[Transcript entries for document pages]
┄┄┄┄┄┄
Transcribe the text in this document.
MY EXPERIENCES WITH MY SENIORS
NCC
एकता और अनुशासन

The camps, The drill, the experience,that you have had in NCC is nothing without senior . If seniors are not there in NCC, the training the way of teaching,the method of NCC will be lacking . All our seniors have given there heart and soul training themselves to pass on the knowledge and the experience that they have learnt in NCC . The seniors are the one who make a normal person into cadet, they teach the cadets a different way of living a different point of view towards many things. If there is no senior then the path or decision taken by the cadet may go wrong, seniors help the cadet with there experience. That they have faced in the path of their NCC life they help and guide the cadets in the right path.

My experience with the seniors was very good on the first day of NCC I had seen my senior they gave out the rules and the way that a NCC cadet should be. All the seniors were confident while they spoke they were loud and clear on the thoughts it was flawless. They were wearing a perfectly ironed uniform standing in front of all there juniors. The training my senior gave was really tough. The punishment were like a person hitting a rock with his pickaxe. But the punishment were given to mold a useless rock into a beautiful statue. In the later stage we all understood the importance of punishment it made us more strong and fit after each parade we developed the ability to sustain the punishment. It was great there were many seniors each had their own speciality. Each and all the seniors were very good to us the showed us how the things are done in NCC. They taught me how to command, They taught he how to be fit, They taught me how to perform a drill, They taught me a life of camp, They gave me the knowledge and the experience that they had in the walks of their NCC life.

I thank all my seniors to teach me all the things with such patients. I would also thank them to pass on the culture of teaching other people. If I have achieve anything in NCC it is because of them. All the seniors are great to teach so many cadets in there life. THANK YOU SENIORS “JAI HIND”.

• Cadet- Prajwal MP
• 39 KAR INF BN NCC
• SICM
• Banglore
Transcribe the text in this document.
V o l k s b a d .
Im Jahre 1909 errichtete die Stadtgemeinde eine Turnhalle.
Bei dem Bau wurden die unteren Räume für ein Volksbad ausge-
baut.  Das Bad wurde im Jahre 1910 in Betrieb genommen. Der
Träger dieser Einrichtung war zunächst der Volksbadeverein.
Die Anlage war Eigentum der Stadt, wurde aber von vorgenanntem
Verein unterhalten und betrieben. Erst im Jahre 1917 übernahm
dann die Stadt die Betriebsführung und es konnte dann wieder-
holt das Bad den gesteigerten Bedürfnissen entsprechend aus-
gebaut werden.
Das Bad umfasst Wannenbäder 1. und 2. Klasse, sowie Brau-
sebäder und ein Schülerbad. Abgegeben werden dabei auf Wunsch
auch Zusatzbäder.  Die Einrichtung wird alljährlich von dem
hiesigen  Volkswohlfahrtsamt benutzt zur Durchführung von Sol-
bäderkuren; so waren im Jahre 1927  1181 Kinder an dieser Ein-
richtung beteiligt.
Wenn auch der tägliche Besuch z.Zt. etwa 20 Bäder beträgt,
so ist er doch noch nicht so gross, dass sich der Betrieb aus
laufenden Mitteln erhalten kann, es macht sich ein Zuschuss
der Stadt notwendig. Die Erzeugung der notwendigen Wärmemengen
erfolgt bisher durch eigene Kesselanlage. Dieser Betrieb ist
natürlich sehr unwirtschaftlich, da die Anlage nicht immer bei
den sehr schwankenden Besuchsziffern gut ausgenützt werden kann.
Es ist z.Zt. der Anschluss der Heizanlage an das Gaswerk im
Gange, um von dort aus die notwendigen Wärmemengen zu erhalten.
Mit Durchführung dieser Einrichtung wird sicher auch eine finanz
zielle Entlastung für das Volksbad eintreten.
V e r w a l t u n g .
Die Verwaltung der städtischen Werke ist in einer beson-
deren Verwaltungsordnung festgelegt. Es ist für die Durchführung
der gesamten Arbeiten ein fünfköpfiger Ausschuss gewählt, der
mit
┄┄┄┄┄┄
What you should do
Please restate the preceding entries word for word.

Task output
Transcribe the text in this document.
MY EXPERIENCES WITH MY SENIORS
NCC
एकता और अनुशासन

The camps, The drill, the experience,that you have had in NCC is nothing without senior . If seniors are not there in NCC, the training the way of teaching,the method of NCC will be lacking . All our seniors have given there heart and soul training themselves to pass on the knowledge and the experience that they have learnt in NCC . The seniors are the one who make a normal person into cadet, they teach the cadets a different way of living a different point of view towards many things. If there is no senior then the path or decision taken by the cadet may go wrong, seniors help the cadet with there experience. That they have faced in the path of their NCC life they help and guide the cadets in the right path.

My experience with the seniors was very good on the first day of NCC I had seen my senior they gave out the rules and the way that a NCC cadet should be. All the seniors were confident while they spoke they were loud and clear on the thoughts it was flawless. They were wearing a perfectly ironed uniform standing in front of all there juniors. The training my senior gave was really tough. The punishment were like a person hitting a rock with his pickaxe. But the punishment were given to mold a useless rock into a beautiful statue. In the later stage we all understood the importance of punishment it made us more strong and fit after each parade we developed the ability to sustain the punishment. It was great there were many seniors each had their own speciality. Each and all the seniors were very good to us the showed us how the things are done in NCC. They taught me how to command, They taught he how to be fit, They taught me how to perform a drill, They taught me a life of camp, They gave me the knowledge and the experience that they had in the walks of their NCC life.

I thank all my seniors to teach me all the things with such patients. I would also thank them to pass on the culture of teaching other people. If I have achieve anything in NCC it is because of them. All the seniors are great to teach so many cadets in there life. THANK YOU SENIORS “JAI HIND”.

• Cadet- Prajwal MP
• 39 KAR INF BN NCC
• SICM
• Banglore
Transcribe the text in this document.
V o l k s b a d .
Im Jahre 1909 errichtete die Stadtgemeinde eine Turnhalle.
Bei dem Bau wurden die unteren Räume für ein Volksbad ausge-
baut.  Das Bad wurde im Jahre 1910 in Betrieb genommen. Der
Träger dieser Einrichtung war zunächst der Volksbadeverein.
Die Anlage war Eigentum der Stadt, wurde aber von vorgenanntem
Verein unterhalten und betrieben. Erst im Jahre 1917 übernahm
dann die Stadt die Betriebsführung und es konnte dann wieder-
holt das Bad den gesteigerten Bedürfnissen entsprechend aus-
gebaut werden.
Das Bad umfasst Wannenbäder 1. und 2. Klasse, sowie Brau-
sebäder und ein Schülerbad. Abgegeben werden dabei auf Wunsch
auch Zusatzbäder.  Die Einrichtung wird alljährlich von dem
hiesigen  Volkswohlfahrtsamt benutzt zur Durchführung von Sol-
bäderkuren; so waren im Jahre 1927  1181 Kinder an dieser Ein-
richtung beteiligt.
Wenn auch der tägliche Besuch z.Zt. etwa 20 Bäder beträgt,
so ist er doch noch nicht so gross, dass sich der Betrieb aus
laufenden Mitteln erhalten kann, es macht sich ein Zuschuss
der Stadt notwendig. Die Erzeugung der notwendigen Wärmemengen
erfolgt bisher durch eigene Kesselanlage. Dieser Betrieb ist
natürlich sehr unwirtschaftlich, da die Anlage nicht immer bei
den sehr schwankenden Besuchsziffern gut ausgenützt werden kann.
Es ist z.Zt. der Anschluss der Heizanlage an das Gaswerk im
Gange, um von dort aus die notwendigen Wärmemengen zu erhalten.
Mit Durchführung dieser Einrichtung wird sicher auch eine finanz
zielle Entlastung für das Volksbad eintreten.
V e r w a l t u n g .
Die Verwaltung der städtischen Werke ist in einer beson-
deren Verwaltungsordnung festgelegt. Es ist für die Durchführung
der gesamten Arbeiten ein fünfköpfiger Ausschuss gewählt, der
mit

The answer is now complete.